Every entry must be echoed exactly.

--- START OF EXCERPTED RECORDS ---

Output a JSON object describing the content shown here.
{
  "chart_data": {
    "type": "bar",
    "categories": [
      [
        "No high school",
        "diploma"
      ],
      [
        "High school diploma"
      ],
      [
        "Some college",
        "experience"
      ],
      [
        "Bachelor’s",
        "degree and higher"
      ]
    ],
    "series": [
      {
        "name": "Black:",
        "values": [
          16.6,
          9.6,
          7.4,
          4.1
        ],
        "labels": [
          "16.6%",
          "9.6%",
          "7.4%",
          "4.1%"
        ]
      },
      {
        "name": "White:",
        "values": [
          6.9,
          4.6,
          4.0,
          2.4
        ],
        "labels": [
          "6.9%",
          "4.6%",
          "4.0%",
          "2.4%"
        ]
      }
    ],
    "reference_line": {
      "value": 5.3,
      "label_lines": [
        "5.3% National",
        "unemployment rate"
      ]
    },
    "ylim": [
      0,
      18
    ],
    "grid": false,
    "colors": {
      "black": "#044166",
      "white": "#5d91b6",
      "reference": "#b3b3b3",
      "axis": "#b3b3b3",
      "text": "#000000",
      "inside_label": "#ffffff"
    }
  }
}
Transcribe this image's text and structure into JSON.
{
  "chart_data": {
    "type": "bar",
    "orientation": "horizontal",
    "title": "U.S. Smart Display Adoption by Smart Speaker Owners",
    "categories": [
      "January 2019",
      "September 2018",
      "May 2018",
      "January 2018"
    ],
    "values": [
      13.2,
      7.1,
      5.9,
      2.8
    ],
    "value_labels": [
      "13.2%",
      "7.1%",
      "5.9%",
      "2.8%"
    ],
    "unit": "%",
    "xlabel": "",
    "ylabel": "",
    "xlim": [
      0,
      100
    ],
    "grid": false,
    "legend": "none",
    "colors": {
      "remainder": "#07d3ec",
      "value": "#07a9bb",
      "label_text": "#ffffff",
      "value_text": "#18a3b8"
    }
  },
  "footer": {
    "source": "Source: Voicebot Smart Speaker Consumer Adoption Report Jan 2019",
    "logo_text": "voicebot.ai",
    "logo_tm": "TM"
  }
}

--- END OF EXCERPTED RECORDS ---

• **THE RESULT**
Output a JSON object describing the content shown here.
{
  "chart_data": {
    "type": "bar",
    "categories": [
      [
        "No high school",
        "diploma"
      ],
      [
        "High school diploma"
      ],
      [
        "Some college",
        "experience"
      ],
      [
        "Bachelor’s",
        "degree and higher"
      ]
    ],
    "series": [
      {
        "name": "Black:",
        "values": [
          16.6,
          9.6,
          7.4,
          4.1
        ],
        "labels": [
          "16.6%",
          "9.6%",
          "7.4%",
          "4.1%"
        ]
      },
      {
        "name": "White:",
        "values": [
          6.9,
          4.6,
          4.0,
          2.4
        ],
        "labels": [
          "6.9%",
          "4.6%",
          "4.0%",
          "2.4%"
        ]
      }
    ],
    "reference_line": {
      "value": 5.3,
      "label_lines": [
        "5.3% National",
        "unemployment rate"
      ]
    },
    "ylim": [
      0,
      18
    ],
    "grid": false,
    "colors": {
      "black": "#044166",
      "white": "#5d91b6",
      "reference": "#b3b3b3",
      "axis": "#b3b3b3",
      "text": "#000000",
      "inside_label": "#ffffff"
    }
  }
}
Transcribe this image's text and structure into JSON.
{
  "chart_data": {
    "type": "bar",
    "orientation": "horizontal",
    "title": "U.S. Smart Display Adoption by Smart Speaker Owners",
    "categories": [
      "January 2019",
      "September 2018",
      "May 2018",
      "January 2018"
    ],
    "values": [
      13.2,
      7.1,
      5.9,
      2.8
    ],
    "value_labels": [
      "13.2%",
      "7.1%",
      "5.9%",
      "2.8%"
    ],
    "unit": "%",
    "xlabel": "",
    "ylabel": "",
    "xlim": [
      0,
      100
    ],
    "grid": false,
    "legend": "none",
    "colors": {
      "remainder": "#07d3ec",
      "value": "#07a9bb",
      "label_text": "#ffffff",
      "value_text": "#18a3b8"
    }
  },
  "footer": {
    "source": "Source: Voicebot Smart Speaker Consumer Adoption Report Jan 2019",
    "logo_text": "voicebot.ai",
    "logo_tm": "TM"
  }
}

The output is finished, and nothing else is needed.